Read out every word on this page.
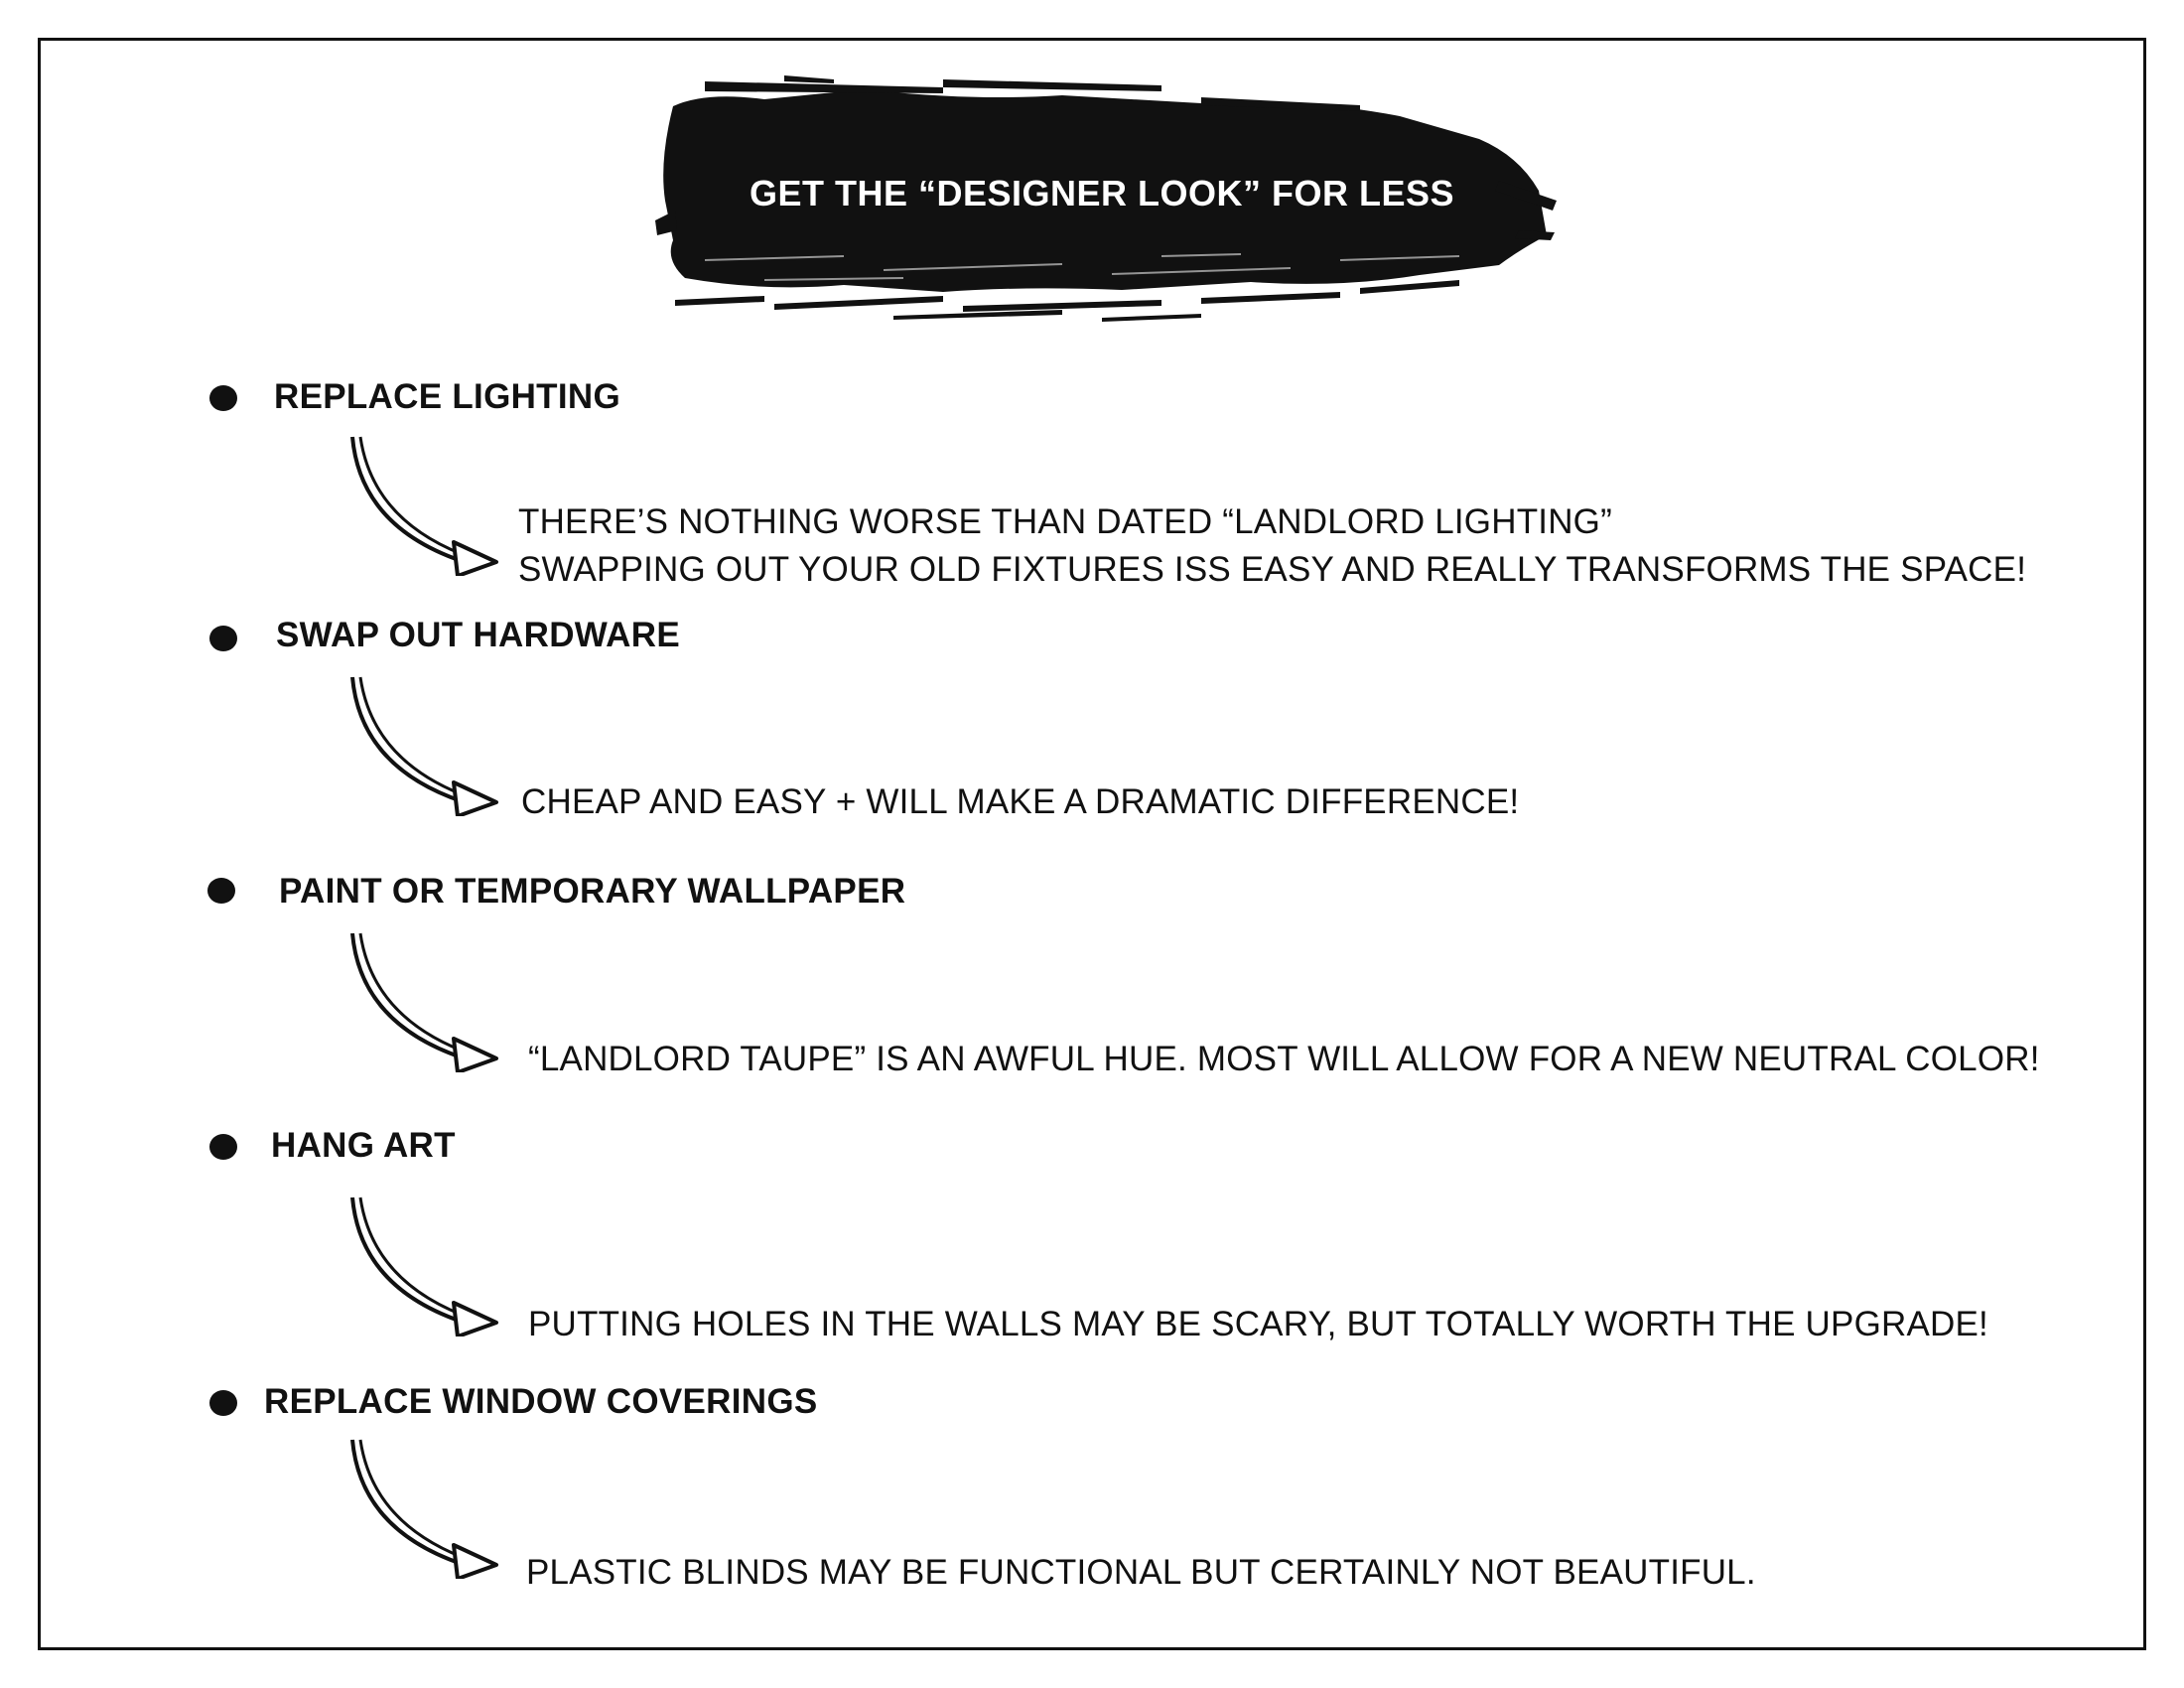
GET THE “DESIGNER LOOK” FOR LESS
REPLACE LIGHTING
THERE’S NOTHING WORSE THAN DATED “LANDLORD LIGHTING”
SWAPPING OUT YOUR OLD FIXTURES ISS EASY AND REALLY TRANSFORMS THE SPACE!
SWAP OUT HARDWARE
CHEAP AND EASY + WILL MAKE A DRAMATIC DIFFERENCE!
PAINT OR TEMPORARY WALLPAPER
“LANDLORD TAUPE” IS AN AWFUL HUE. MOST WILL ALLOW FOR A NEW NEUTRAL COLOR!
HANG ART
PUTTING HOLES IN THE WALLS MAY BE SCARY, BUT TOTALLY WORTH THE UPGRADE!
REPLACE WINDOW COVERINGS
PLASTIC BLINDS MAY BE FUNCTIONAL BUT CERTAINLY NOT BEAUTIFUL.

^^^^

= Task =
Reproduce the material in its entirety and word for word, without the pictures.

= Solution to the exercise =
Read out every word on this page.
GET THE “DESIGNER LOOK” FOR LESS
REPLACE LIGHTING
THERE’S NOTHING WORSE THAN DATED “LANDLORD LIGHTING”
SWAPPING OUT YOUR OLD FIXTURES ISS EASY AND REALLY TRANSFORMS THE SPACE!
SWAP OUT HARDWARE
CHEAP AND EASY + WILL MAKE A DRAMATIC DIFFERENCE!
PAINT OR TEMPORARY WALLPAPER
“LANDLORD TAUPE” IS AN AWFUL HUE. MOST WILL ALLOW FOR A NEW NEUTRAL COLOR!
HANG ART
PUTTING HOLES IN THE WALLS MAY BE SCARY, BUT TOTALLY WORTH THE UPGRADE!
REPLACE WINDOW COVERINGS
PLASTIC BLINDS MAY BE FUNCTIONAL BUT CERTAINLY NOT BEAUTIFUL.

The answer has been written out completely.